* [WHAT YOU NEED TO DO] Output the material's lines from the one containing "x-tick-label: 23/05/2014 —" through the one containing "y-tick-label: 16 — [10, 116, 24, 132]", both included, as a JSON array of strings with one string per line.

(Region boundary data)
================
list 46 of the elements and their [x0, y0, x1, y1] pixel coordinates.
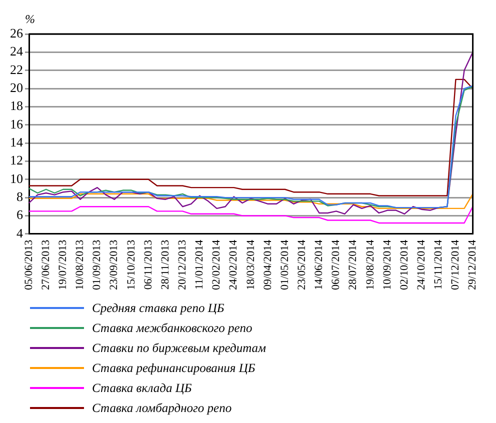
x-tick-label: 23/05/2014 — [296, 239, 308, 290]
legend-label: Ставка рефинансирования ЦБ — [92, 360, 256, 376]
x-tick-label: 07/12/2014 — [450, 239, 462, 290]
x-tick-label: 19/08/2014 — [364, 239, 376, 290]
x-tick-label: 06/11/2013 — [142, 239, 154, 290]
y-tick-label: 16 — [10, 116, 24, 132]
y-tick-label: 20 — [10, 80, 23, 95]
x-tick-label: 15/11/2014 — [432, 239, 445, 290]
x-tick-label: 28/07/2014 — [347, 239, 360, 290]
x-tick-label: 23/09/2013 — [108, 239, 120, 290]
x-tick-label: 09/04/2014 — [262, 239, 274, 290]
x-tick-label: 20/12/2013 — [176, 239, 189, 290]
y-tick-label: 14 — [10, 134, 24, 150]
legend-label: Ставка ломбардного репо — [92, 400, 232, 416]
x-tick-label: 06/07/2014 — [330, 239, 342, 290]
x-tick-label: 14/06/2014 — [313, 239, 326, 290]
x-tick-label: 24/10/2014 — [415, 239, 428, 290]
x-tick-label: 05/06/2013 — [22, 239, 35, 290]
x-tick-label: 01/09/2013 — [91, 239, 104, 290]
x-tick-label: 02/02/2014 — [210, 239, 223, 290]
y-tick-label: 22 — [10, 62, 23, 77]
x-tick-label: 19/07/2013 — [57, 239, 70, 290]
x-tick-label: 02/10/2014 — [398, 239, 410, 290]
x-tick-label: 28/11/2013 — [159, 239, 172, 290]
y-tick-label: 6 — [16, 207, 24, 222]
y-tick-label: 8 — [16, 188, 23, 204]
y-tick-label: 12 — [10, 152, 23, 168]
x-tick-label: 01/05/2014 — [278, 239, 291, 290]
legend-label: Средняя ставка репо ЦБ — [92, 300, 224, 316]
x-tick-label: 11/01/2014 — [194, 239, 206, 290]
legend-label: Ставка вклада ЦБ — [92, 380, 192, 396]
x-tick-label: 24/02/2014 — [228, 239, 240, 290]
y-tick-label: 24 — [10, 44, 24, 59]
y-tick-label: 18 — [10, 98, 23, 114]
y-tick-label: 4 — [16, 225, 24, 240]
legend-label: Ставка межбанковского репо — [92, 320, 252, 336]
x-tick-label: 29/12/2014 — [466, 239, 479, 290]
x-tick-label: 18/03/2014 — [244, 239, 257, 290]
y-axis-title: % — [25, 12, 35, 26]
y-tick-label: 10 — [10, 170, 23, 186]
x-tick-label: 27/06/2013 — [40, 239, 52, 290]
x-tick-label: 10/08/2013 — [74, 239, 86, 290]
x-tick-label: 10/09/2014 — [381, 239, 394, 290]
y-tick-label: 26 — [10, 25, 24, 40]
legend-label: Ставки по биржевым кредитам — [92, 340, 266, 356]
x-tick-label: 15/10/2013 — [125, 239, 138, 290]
================
* [FINISHED ANSWER]
[
  "x-tick-label: 23/05/2014 — [296, 239, 308, 290]",
  "legend-label: Ставка рефинансирования ЦБ — [92, 360, 256, 376]",
  "x-tick-label: 07/12/2014 — [450, 239, 462, 290]",
  "x-tick-label: 19/08/2014 — [364, 239, 376, 290]",
  "x-tick-label: 06/11/2013 — [142, 239, 154, 290]",
  "y-tick-label: 16 — [10, 116, 24, 132]"
]